* Begin DATA EXCERPTS *
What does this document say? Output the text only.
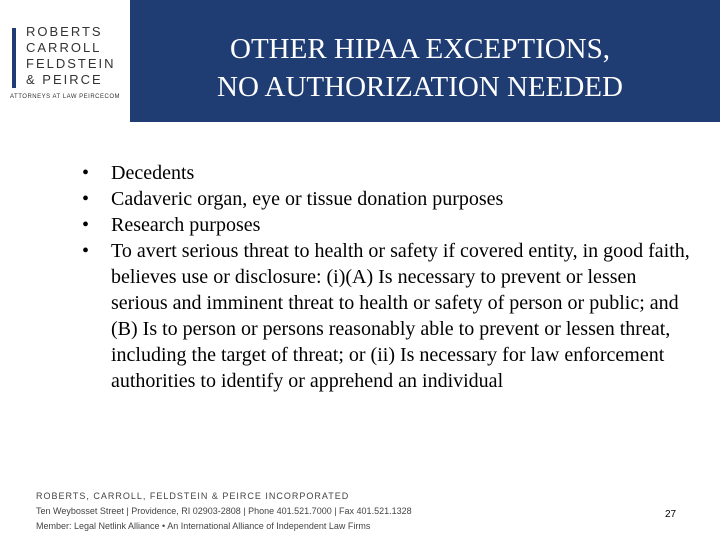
ROBERTS
CARROLL
FELDSTEIN
& PEIRCE
ATTORNEYS AT LAW PEIRCECOM
OTHER HIPAA EXCEPTIONS,
NO AUTHORIZATION NEEDED
• Decedents
• Cadaveric organ, eye or tissue donation purposes
• Research purposes
• To avert serious threat to health or safety if covered entity, in good faith, believes use or disclosure: (i)(A) Is necessary to prevent or lessen serious and imminent threat to health or safety of person or public; and (B) Is to person or persons reasonably able to prevent or lessen threat, including the target of threat; or (ii) Is necessary for law enforcement authorities to identify or apprehend an individual
ROBERTS, CARROLL, FELDSTEIN & PEIRCE INCORPORATED
Ten Weybosset Street | Providence, RI 02903-2808 | Phone 401.521.7000 | Fax 401.521.1328
Member: Legal Netlink Alliance • An International Alliance of Independent Law Firms
27
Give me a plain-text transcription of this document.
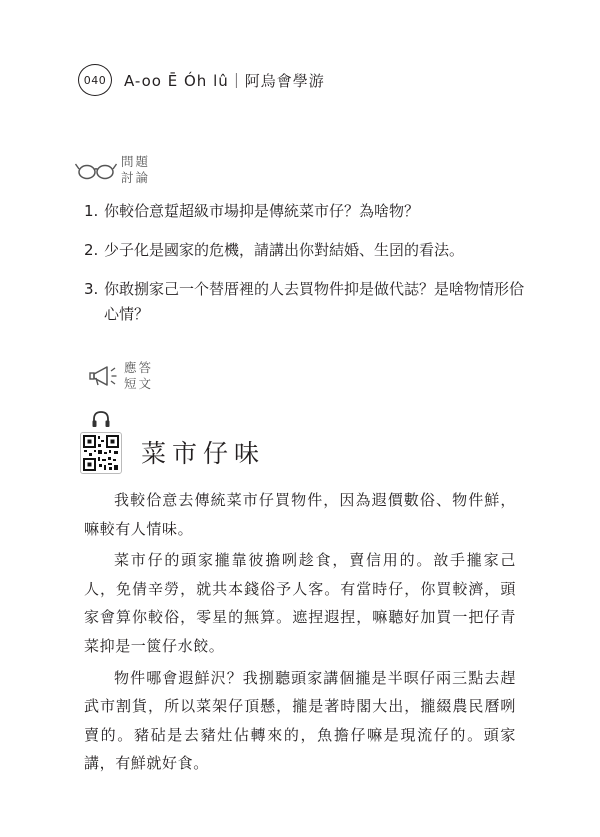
040	A-oo Ē Óh lû｜阿烏會學游
問題
討論
1. 你較佮意踅超級市場抑是傳統菜市仔？為啥物？
2. 少子化是國家的危機，請講出你對結婚、生囝的看法。
3. 你敢捌家己一个替厝裡的人去買物件抑是做代誌？是啥物情形佮心情？
應答
短文
菜市仔味

我較佮意去傳統菜市仔買物件，因為遐價數俗、物件鮮，嘛較有人情味。

菜市仔的頭家攏靠彼擔咧趁食，賣信用的。敨手攏家己人，免倩辛勞，就共本錢俗予人客。有當時仔，你買較濟，頭家會算你較俗，零星的無算。遮捏遐捏，嘛聽好加買一把仔青菜抑是一篋仔水餃。

物件哪會遐鮮沢？我捌聽頭家講個攏是半暝仔兩三點去趕武市割貨，所以菜架仔頂懸，攏是著時閣大出，攏綴農民曆咧賣的。豬砧是去豬灶佔轉來的，魚擔仔嘛是現流仔的。頭家講，有鮮就好食。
* End DATA EXCERPTS *
▸ **WRITTEN EXERCISE**:
Which lines in the records above contain the string "document"? Copy each one.

▸ **THE RESULT**:
What does this document say? Output the text only.
Give me a plain-text transcription of this document.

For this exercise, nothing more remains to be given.